* _Seçme Metin_
________________________
1908 Meşrutiyeti ile başlayan dönem, modern anlamda ‘sol’ hareketlerin Osmanlı toplumunda seslerini duyurmaya başladıkları dönemin de başlangıcı kabul edilir.
1908 sonrasında Selanik’ten Şam’a kadar Osmanlı ülkesinde meydana gelen işçi hareketleri ve grev dalgası, yalnız çok zor yaşam koşullarına katlanamayan işçilerin başkaldırısı değildi. Büyük grevler; Osmanlı’nın feodal sistemine karşı ‘burjuva devrimine’ yardım etmiş Osmanlı işçi sınıfının, devrim’in nimetlerinden istediği payı alamamasının sonucuydu.
Türkiye’de sınıf mücadelesi tarihinin önemli kilometre taşlarından; Osmanlı Sosyalist Fırkası ve Türkiye Sosyalist Fırkası, bu tarihsel koşullarda doğmuştur.
Osmanlı Sosyalist Fırkası Ağustos 1910’da kurulmuş, hükümetlerin yoğun baskısına maruz kalarak neredeyse altı ay yaşayabilmiştir. Türkiye Sosyalist Fırkası ise, İttihatçıların iktidardan düştüğü 1918’den sonra kurulmuş ve 1922 sonuna kadar siyasi hayatta kalabilmiştir.
Osmanlı sosyalistleri; İştirak, İnsaniyet, Sosyalist, Medeniyet, Beşeriyet, İdrak adlarıyla çıkardığı gazetelerinde; meşrutiyet anayasasını, özgürlükleri ve sosyalizmi savunan yazılar yayımlamışlardır.
Diğer yandan yukarıda andığımız gazetelerin dışında çeşitli broşürlerle mücadelelerini farklı toplum kesimlerine duyurma kaygısını gütmüşlerdir.
İnsaniyet’in 1. Sayısı (5 Ağustos 1910); Resim altı yazısı: Almanya’da sosyalizm efkârının mucidi meşhur Karl Marks |
1911 tarihinde basılan “Siyaset-i Hazıra-i Meş’ume”, ve “Sosyalizm ve Rehber-i Amele” ile 1913’de çıkarılan “Haraç Mezat Satıyoruz!” broşürleri bu kapsamdadır.
1920-21 yıllarında ise “En Büyük Kuvvet”, “Sosyalistlik Nedir?”, “Bezirgânlar Cemiyetinin Hastalıkları” adlarını taşıyan broşürleri çıkarmıştır. Bir başka broşürün “yakında neşredileceği ve ‘Sermaye Saltanatı’ unvanını” taşıyacağı açıklanmıştır, ancak bu broşürün basılıp basılmadığı bilinmemektedir. (**)
Bezirgânlar Cemiyeti ya da Kapitalist Düzen
Türkiye Sosyalist Fırkası, 1920’li yıllarda emekçi sınıflara, onların düzeyini de göz önünde tutarak, insanlar veya toplum hayatındaki büyük sorunları örnek gösterip; buradan içinde bulundukları toplumu, sınıfları ve sosyalist mücadeleyi tarihsel akışı içinde anlatan broşürler yayımlamışlardır.
________________________
* _Çıkarılan Kayıtlar_
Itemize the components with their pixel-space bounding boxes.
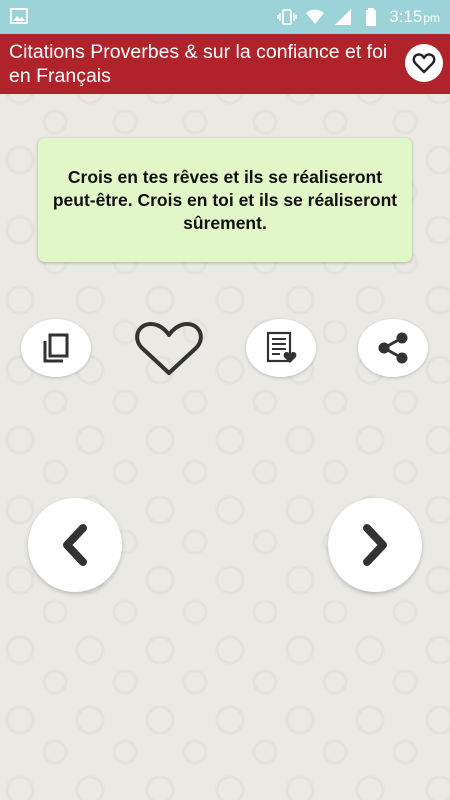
signal-icon: [335, 9, 352, 25]
heart-outline-icon: [135, 321, 203, 375]
app-bar: Citations Proverbes & sur la confiance e…: [0, 34, 450, 94]
quote-card: Crois en tes rêves et ils se réaliseront…: [38, 138, 412, 262]
share-button[interactable]: [358, 319, 428, 377]
copy-button[interactable]: [21, 319, 91, 377]
status-time: 3:15pm: [389, 7, 440, 26]
quote-text: Crois en tes rêves et ils se réaliseront…: [52, 166, 398, 233]
vibrate-icon: [277, 9, 297, 25]
favorites-header-button[interactable]: [405, 44, 443, 82]
image-icon: [10, 8, 28, 24]
wifi-icon: [306, 9, 325, 24]
battery-icon: [366, 8, 377, 26]
next-button[interactable]: [328, 498, 422, 592]
favorites-list-button[interactable]: [246, 319, 316, 377]
share-icon: [378, 332, 408, 364]
copy-icon: [43, 333, 69, 363]
favorites-list-icon: [266, 331, 297, 363]
previous-button[interactable]: [28, 498, 122, 592]
chevron-left-icon: [63, 524, 87, 566]
status-icons: 3:15pm: [277, 0, 440, 34]
chevron-right-icon: [363, 524, 387, 566]
favorite-button[interactable]: [130, 318, 208, 380]
app-title: Citations Proverbes & sur la confiance e…: [9, 41, 388, 87]
heart-outline-icon: [412, 53, 436, 74]
status-bar: 3:15pm: [0, 0, 450, 34]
________________________
* _İstenen_
Osmanlı sosyalistleri üzerine metinde "Türkiye’de sınıf mücadelesi" sözleriyle başlayıp "savunan yazılar yayımlamışlardır." sözleriyle biten bölümü, "Osmanlı Sosyalist Fırkası" ifadesini "Osmanlı Sosyalist Partisi" ile değiştirerek yeniden yazın.

* _Alıştırma Yanıtı_
Türkiye’de sınıf mücadelesi tarihinin önemli kilometre taşlarından; Osmanlı Sosyalist Partisi ve Türkiye Sosyalist Fırkası, bu tarihsel koşullarda doğmuştur.
Osmanlı Sosyalist Partisi Ağustos 1910’da kurulmuş, hükümetlerin yoğun baskısına maruz kalarak neredeyse altı ay yaşayabilmiştir. Türkiye Sosyalist Fırkası ise, İttihatçıların iktidardan düştüğü 1918’den sonra kurulmuş ve 1922 sonuna kadar siyasi hayatta kalabilmiştir.
Osmanlı sosyalistleri; İştirak, İnsaniyet, Sosyalist, Medeniyet, Beşeriyet, İdrak adlarıyla çıkardığı gazetelerinde; meşrutiyet anayasasını, özgürlükleri ve sosyalizmi savunan yazılar yayımlamışlardır.